--- Required task ---
Write only the number of lines holding the string "relative".
— BEGIN Supplied data —
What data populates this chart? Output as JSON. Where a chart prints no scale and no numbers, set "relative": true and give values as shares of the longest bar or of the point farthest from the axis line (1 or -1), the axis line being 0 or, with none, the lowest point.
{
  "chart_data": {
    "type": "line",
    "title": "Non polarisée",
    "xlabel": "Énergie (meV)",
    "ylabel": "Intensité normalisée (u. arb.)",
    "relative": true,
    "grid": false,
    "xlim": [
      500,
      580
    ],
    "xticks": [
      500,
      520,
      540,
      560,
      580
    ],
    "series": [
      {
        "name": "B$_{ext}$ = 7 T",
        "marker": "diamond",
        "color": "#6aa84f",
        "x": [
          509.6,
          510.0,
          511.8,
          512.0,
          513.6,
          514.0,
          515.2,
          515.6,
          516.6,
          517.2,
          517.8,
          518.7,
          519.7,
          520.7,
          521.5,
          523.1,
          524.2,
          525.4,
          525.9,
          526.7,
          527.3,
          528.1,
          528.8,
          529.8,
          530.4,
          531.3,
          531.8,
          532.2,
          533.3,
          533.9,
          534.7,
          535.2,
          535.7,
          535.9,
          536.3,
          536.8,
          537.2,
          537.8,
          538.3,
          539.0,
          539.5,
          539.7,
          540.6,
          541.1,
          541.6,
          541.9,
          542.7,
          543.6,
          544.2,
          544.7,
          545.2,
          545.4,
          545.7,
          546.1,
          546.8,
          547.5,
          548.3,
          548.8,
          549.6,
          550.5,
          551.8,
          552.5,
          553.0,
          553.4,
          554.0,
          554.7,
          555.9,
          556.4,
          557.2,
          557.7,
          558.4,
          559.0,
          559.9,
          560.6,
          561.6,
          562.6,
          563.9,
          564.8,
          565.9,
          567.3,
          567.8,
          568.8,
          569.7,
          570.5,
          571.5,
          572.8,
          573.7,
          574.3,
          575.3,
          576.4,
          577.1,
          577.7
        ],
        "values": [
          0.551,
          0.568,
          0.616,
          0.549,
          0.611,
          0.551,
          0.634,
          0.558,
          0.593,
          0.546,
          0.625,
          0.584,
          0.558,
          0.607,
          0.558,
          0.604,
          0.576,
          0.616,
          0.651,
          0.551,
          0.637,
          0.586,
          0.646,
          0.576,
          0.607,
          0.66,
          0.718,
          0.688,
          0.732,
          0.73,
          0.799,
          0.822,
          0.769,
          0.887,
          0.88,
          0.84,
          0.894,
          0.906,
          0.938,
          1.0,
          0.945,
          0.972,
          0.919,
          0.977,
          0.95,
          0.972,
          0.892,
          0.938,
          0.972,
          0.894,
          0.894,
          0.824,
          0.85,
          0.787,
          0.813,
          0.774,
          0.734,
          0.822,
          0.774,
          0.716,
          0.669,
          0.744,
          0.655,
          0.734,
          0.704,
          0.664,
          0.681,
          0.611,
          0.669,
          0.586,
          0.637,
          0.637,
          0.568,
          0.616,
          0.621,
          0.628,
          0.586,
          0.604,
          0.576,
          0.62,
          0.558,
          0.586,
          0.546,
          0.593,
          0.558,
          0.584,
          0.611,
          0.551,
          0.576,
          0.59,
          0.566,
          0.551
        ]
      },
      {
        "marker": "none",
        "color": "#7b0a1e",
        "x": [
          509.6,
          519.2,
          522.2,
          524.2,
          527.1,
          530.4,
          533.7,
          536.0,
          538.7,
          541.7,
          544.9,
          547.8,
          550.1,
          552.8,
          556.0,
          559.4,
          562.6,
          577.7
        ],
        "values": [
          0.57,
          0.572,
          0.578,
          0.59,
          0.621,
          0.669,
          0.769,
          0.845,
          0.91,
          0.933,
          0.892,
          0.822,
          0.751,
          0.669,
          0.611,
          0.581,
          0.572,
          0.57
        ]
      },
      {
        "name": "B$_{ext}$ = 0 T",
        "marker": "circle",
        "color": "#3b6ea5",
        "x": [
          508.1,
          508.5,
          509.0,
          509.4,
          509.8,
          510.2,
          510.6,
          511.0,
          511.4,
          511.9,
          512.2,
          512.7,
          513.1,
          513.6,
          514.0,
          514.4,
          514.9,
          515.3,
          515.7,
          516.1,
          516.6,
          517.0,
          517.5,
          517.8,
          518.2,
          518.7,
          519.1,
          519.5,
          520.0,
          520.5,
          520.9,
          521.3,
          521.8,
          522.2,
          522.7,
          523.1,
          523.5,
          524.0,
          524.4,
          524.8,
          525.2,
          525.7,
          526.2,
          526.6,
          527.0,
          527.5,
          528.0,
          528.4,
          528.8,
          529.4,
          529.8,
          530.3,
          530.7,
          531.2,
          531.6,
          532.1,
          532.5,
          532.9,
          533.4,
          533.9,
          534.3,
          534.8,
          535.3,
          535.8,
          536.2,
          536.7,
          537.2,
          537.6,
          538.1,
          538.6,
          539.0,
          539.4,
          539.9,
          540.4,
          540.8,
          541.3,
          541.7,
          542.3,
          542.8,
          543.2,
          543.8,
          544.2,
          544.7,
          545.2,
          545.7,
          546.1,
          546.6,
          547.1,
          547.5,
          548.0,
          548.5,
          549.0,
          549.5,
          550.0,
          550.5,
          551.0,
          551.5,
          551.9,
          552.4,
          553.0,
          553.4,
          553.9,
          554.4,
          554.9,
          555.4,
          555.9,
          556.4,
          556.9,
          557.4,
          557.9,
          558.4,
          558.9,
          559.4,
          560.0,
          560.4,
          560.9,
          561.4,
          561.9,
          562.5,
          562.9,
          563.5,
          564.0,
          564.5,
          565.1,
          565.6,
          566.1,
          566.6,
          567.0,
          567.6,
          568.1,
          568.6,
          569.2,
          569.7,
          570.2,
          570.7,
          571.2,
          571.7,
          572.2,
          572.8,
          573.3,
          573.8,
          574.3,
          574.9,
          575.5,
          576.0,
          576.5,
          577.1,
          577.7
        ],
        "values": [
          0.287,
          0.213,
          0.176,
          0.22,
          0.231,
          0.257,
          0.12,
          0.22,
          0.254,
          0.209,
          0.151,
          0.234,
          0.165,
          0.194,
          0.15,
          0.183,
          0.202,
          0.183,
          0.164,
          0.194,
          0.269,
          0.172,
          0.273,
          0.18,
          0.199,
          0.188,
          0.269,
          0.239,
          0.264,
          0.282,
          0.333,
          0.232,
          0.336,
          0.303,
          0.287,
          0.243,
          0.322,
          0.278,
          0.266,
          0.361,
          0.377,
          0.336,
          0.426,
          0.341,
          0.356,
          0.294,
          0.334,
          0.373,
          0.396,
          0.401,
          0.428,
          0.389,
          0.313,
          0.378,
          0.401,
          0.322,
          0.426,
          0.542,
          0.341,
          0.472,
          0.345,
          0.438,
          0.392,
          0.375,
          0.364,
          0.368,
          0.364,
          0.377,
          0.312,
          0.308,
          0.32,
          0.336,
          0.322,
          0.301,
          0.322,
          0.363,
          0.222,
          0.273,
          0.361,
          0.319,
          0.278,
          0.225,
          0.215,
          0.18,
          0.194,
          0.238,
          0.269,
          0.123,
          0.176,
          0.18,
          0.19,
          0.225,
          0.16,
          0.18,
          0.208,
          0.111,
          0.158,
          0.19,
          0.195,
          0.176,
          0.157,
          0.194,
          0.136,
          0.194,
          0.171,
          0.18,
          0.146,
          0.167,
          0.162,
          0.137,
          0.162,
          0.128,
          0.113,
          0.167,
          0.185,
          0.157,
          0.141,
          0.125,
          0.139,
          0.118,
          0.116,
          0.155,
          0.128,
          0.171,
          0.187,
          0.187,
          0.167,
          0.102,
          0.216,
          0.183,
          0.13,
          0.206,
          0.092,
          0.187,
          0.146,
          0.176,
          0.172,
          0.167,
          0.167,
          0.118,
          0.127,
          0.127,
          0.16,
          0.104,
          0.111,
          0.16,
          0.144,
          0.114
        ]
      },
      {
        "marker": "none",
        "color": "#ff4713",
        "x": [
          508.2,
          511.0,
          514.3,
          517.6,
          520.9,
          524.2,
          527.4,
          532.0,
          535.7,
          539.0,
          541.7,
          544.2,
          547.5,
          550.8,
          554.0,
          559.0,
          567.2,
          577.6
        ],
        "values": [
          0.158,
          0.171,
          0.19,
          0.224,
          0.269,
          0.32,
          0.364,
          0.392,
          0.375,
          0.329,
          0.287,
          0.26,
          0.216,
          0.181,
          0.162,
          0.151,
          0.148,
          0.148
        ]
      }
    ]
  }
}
— END Supplied data —
--- Response ---
2